◆ EXTRACTED TEXT:

┌──

Doing Power BI the Right Way: 4. Power Query in Dataflows or Power BI Desktop

Part of the the series: Doing Power BI the Right Way (link)

Power BI, more than any other Microsoft product in my recollection, offers more options and choices to architect and deliver a solution. Without compromise, Power BI can effectively be used to do anything from create a simple chart using an Excel spreadsheet, to enterprise reporting and analytics on a Fortune 100’s massive data warehouse. At the end of this post, I will share a comprehensive list of resources and insights from Matthew Roche, a Program Manager on the Power BI Customer Advisory Team (CAT). To tease that series, I’ll start with this quote from Matthews’s blog:

Succeeding with a tool like Power BI is easy – self-service BI tools let more users do more things with data more easily, and can help reduce the reporting burden on IT teams.

Succeeding at scale with a tool like Power BI is not easy. It’s very difficult, not because of the technology, but because of the context in which the technology is used. Organizations adopt self-service BI tools because their existing approaches to working with data are no longer successful – and because the cost and pain of change has become outweighed by the cost and pain of maintaining course.

Matthew Roche, Building a data culture – BI Polar (ssbipolar.com)

When should you use dataflows vs regular Power Query? I didn’t jump on the dataflows bandwagon and struggled to adopt them at first. Frankly, Power Query is easier to use. The browser-based dataflows designer is quite impressive but it is not as responsive and convenient as the desktop app, so this is a bit of a trade-off. The power and value of dataflows becomes apparent when the business reaches a certain stage of data culture maturity.

└──

◆ BRIEF 1:
In the Power BI dataflows post, what role does Matthew Roche hold?
◆ BRIEF 2:
Please carry the Power BI dataflows post forward, picking up right after its final sentence.

◆ DATA SEGMENT:
┌──

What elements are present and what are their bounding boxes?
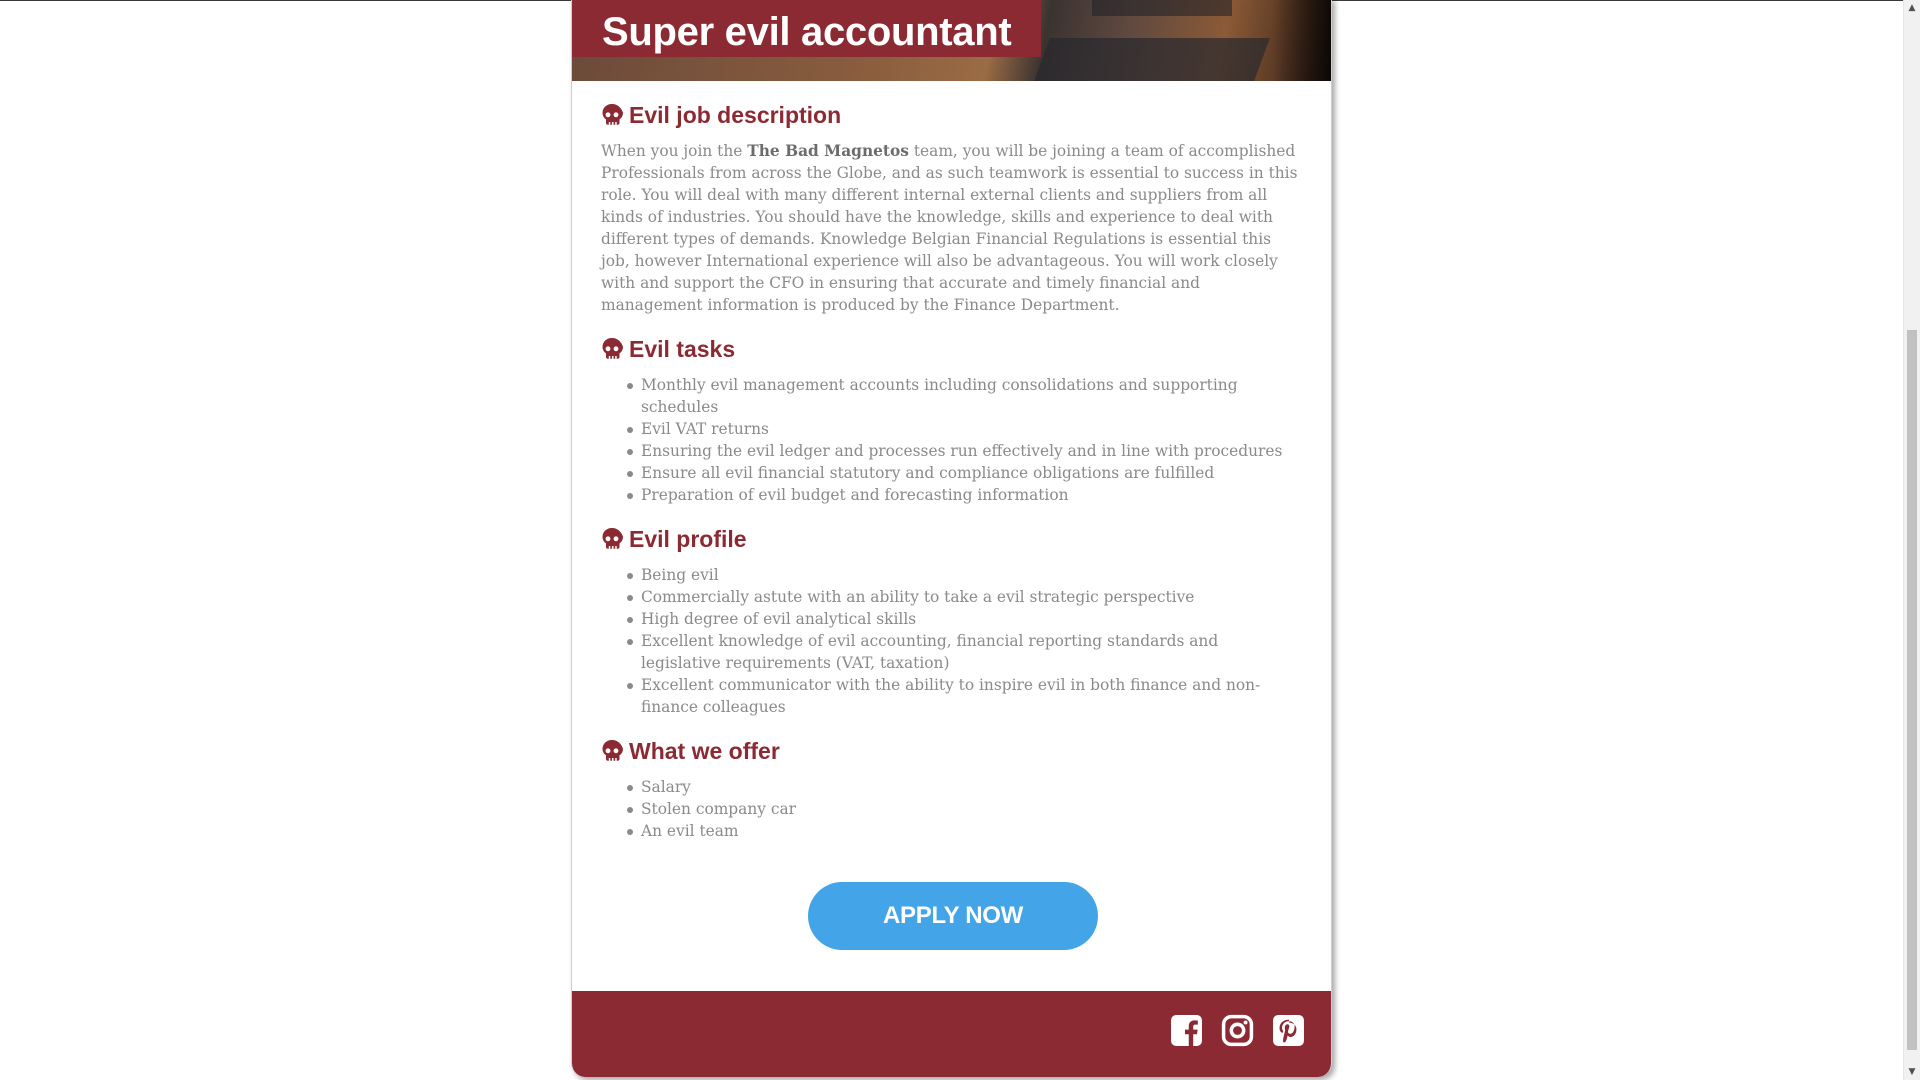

└──

◆ EXERCISE RESPONSE 1:
He is a Program Manager on the Power BI Customer Advisory Team (CAT).

◆ EXERCISE RESPONSE 2:
Before we can address the question of whether to use Power BI Dataflows, conventional Power BI queries, or any other approach to source and transform data; we need to briefly review different options for orchestrating a Business Intelligence solution in the Microsoft cloud ecosystem.

Solution Architecture Choices

On a scale of one to ten, with ten being the most formalized, strictly-governed and complex corporate reporting platform; the self-service Power BI option might range from one to four.

For the self-service data analyst, working entirely in Power BI Desktop, data can be imported and transformed using Power Query. Tables are modeled, calculations are defined and data is visualized. This mode is simple and works well for small to moderate-scale solutions with less emphasis on data governance and centralized control.

Even using this simple approach, data models can be developed separately from reports, certified and shared with multiple report developers and self-service report authors. So, to a point, business data can be managed and governed – but the queries in the Power BI solution read directly from source systems or files that are not curated for analytic reporting.

Data Warehouses and Data Marts

The “single version of the truth” or “golden record” repository, a data warehouse (or smaller-scale “data mart”) is the ideal solution to store and manage reliable corporate information. The challenge with creating a central data warehouse to manage centrally-governed organizational data is that it is costly and time-consuming, however the trade-off is that self-service data models can be inaccurate and out of date. When business leaders need answers quickly, it is not always feasible to add more data sources to a data warehouse quickly.

On the complexity scale of one to ten, versions of this option might be from seven to ten.

A conventional DW/BI solution typically uses on-prem data transformation tools like SSIS to stage and transform source data into a central data warehouse built using a relational database product like SQL Server. Although viable for on-prem systems, this old-school architecture model doesn’t embrace scalable and cost-effective cloud technologies.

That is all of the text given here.